→ **Stated exercise**
Go through the records and show each line where the word "true" occurs.

→ **Records for this exercise**
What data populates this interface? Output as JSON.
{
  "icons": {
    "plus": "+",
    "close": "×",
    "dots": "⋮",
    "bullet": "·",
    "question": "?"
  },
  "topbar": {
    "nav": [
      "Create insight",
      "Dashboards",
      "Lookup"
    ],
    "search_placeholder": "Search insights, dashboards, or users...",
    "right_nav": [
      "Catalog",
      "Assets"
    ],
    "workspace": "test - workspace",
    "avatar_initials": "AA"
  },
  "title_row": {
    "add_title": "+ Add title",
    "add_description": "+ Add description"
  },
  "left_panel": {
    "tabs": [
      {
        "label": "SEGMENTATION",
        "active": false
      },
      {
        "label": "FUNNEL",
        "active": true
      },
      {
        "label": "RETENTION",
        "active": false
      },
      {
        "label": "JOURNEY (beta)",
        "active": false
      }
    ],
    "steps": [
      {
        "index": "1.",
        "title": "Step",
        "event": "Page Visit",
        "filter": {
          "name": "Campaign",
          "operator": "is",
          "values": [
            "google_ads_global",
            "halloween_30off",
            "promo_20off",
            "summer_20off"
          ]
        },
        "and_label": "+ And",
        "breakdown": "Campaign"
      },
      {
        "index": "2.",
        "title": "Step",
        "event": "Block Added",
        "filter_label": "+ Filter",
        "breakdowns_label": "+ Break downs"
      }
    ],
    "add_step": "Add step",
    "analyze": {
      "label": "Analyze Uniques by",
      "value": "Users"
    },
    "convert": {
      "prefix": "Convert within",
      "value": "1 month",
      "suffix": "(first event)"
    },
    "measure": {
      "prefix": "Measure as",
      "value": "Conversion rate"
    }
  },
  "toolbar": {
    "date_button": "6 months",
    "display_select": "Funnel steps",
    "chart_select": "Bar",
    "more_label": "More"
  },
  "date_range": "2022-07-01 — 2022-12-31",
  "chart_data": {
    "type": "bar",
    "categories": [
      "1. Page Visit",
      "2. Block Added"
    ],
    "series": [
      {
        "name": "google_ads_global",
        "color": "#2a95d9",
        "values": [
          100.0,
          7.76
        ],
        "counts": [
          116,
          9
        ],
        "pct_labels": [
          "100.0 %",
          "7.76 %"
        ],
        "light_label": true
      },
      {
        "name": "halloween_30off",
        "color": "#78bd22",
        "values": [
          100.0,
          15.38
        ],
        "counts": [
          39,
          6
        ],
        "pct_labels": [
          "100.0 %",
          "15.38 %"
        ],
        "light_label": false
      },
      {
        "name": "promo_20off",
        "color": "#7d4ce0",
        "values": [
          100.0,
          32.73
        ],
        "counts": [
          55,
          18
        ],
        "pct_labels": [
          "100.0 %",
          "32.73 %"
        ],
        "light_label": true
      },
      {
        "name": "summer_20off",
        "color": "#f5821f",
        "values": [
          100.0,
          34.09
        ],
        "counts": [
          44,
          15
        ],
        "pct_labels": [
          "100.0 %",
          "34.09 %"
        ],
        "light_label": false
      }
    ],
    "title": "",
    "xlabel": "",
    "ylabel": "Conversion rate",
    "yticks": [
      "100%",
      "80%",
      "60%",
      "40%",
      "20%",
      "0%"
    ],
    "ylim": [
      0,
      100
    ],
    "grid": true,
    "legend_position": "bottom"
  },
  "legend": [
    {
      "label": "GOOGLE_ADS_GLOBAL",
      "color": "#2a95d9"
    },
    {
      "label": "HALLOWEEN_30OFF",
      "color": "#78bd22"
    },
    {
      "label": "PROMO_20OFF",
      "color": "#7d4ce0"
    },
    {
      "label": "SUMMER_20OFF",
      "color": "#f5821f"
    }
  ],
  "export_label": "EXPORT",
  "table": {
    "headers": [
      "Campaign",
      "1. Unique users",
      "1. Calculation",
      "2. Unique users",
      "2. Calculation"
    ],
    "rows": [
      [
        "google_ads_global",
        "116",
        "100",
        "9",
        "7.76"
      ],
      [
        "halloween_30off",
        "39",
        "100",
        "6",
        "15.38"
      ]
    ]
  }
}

→ **Output for this exercise**
        "active": true
        "light_label": true
        "light_label": true
    "grid": true,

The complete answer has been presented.